=== Given problem ===
Find the string "JSON" in the records. Copy every line it appears in.

=== Input data ===
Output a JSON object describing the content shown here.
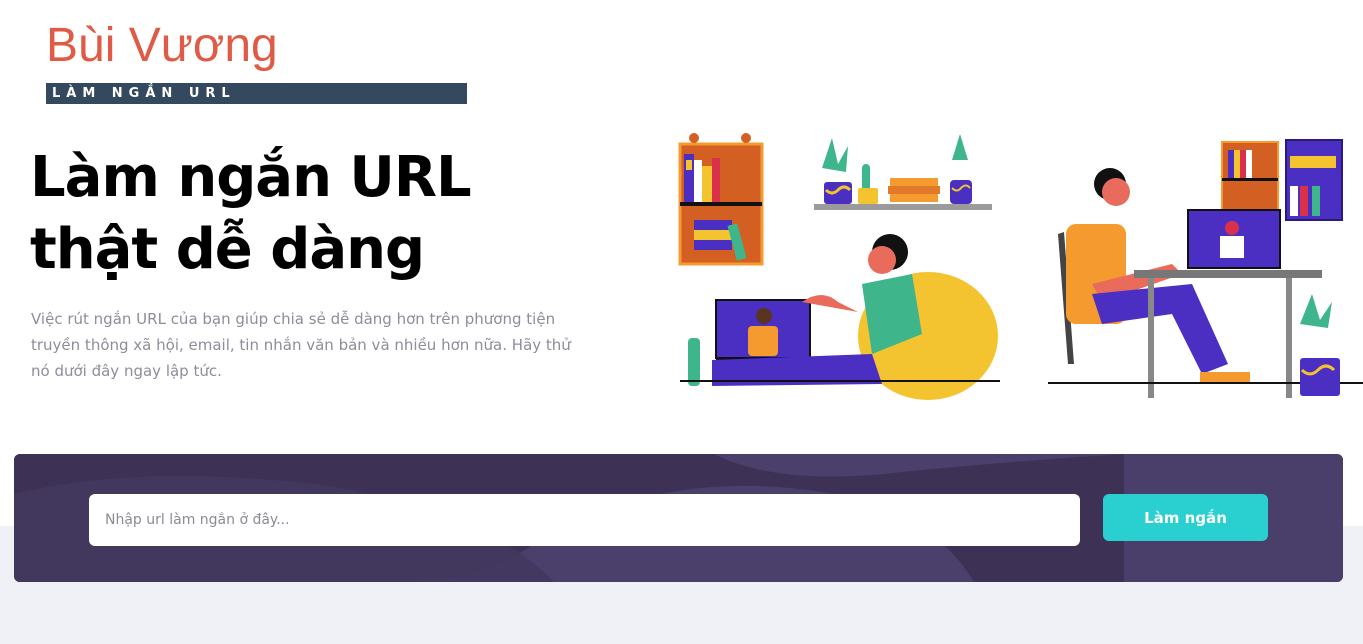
{
  "brand": {
    "title": "Bùi Vương",
    "subtitle": "LÀM NGẮN URL",
    "title_color": "#e05b46",
    "subtitle_bg": "#34495e"
  },
  "hero": {
    "title_line1": "Làm ngắn URL",
    "title_line2": "thật dễ dàng",
    "description": "Việc rút ngắn URL của bạn giúp chia sẻ dễ dàng hơn trên phương tiện truyền thông xã hội, email, tin nhắn văn bản và nhiều hơn nữa. Hãy thử nó dưới đây ngay lập tức."
  },
  "illustration": {
    "icon": "remote-video-call-illustration"
  },
  "shortener": {
    "input_value": "",
    "input_placeholder": "Nhập url làm ngắn ở đây...",
    "button_label": "Làm ngắn",
    "panel_color": "#4b3f6b",
    "button_color": "#2acfcf"
  },
  "page": {
    "bottom_bg_color": "#eff1f7"
  }
}
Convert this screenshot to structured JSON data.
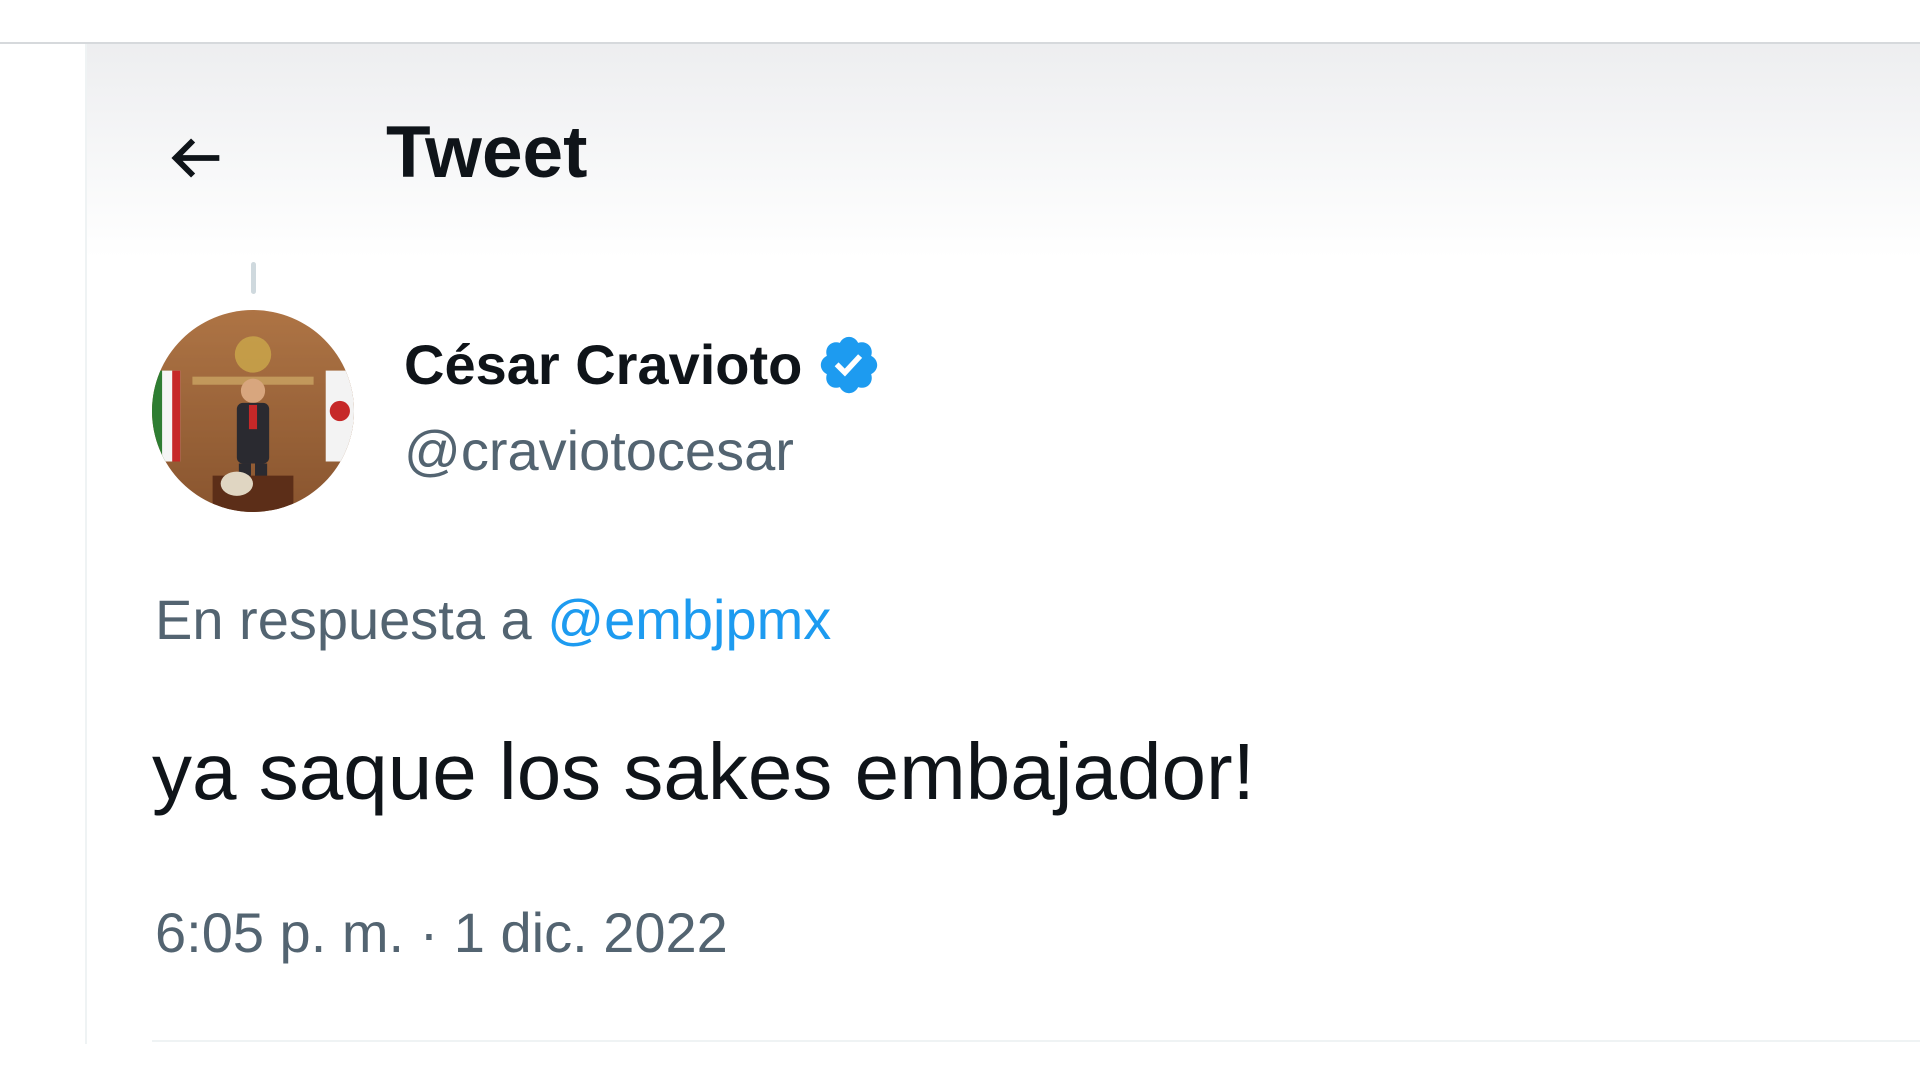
{
  "header": {
    "title": "Tweet",
    "back_icon": "arrow-left-icon"
  },
  "tweet": {
    "author": {
      "name": "César Cravioto",
      "handle": "@craviotocesar",
      "verified": true,
      "verified_color": "#1d9bf0"
    },
    "reply": {
      "prefix": "En respuesta a",
      "to_handle": "@embjpmx"
    },
    "text": "ya saque los sakes embajador!",
    "timestamp": "6:05 p. m. · 1 dic. 2022"
  },
  "colors": {
    "primary_text": "#0f1419",
    "secondary_text": "#536471",
    "accent": "#1d9bf0"
  }
}
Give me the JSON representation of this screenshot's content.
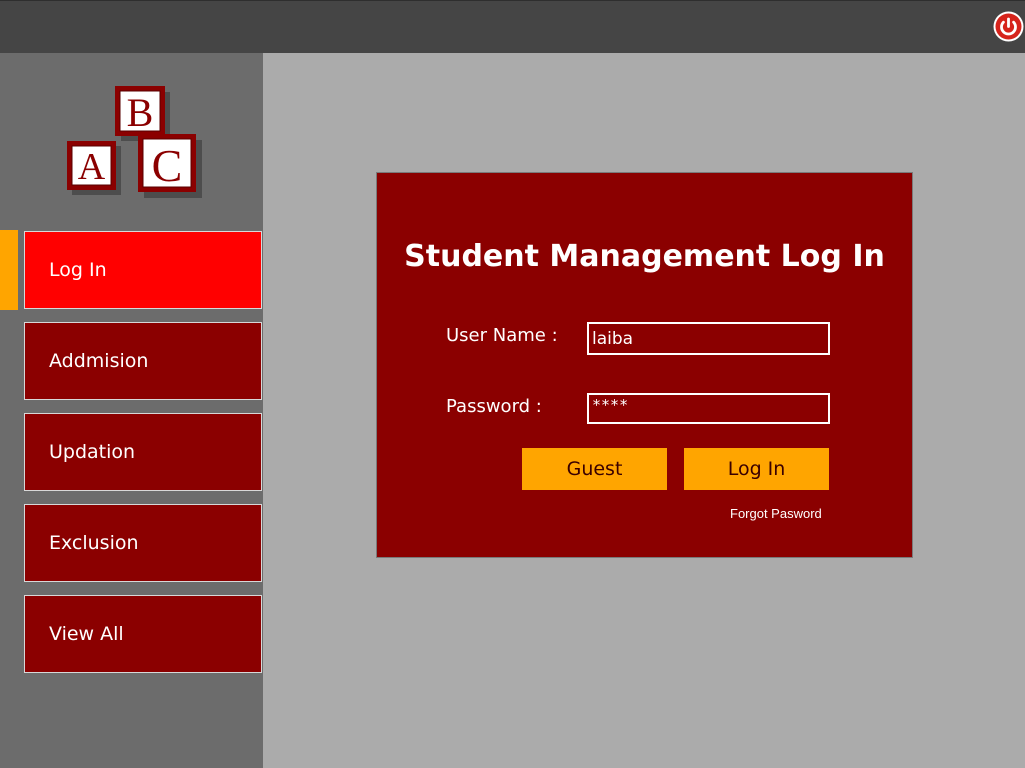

=== Written response ===
Output a JSON object describing the content shown here.
Convert this screenshot to structured JSON data.
Give me the JSON representation of this screenshot's content.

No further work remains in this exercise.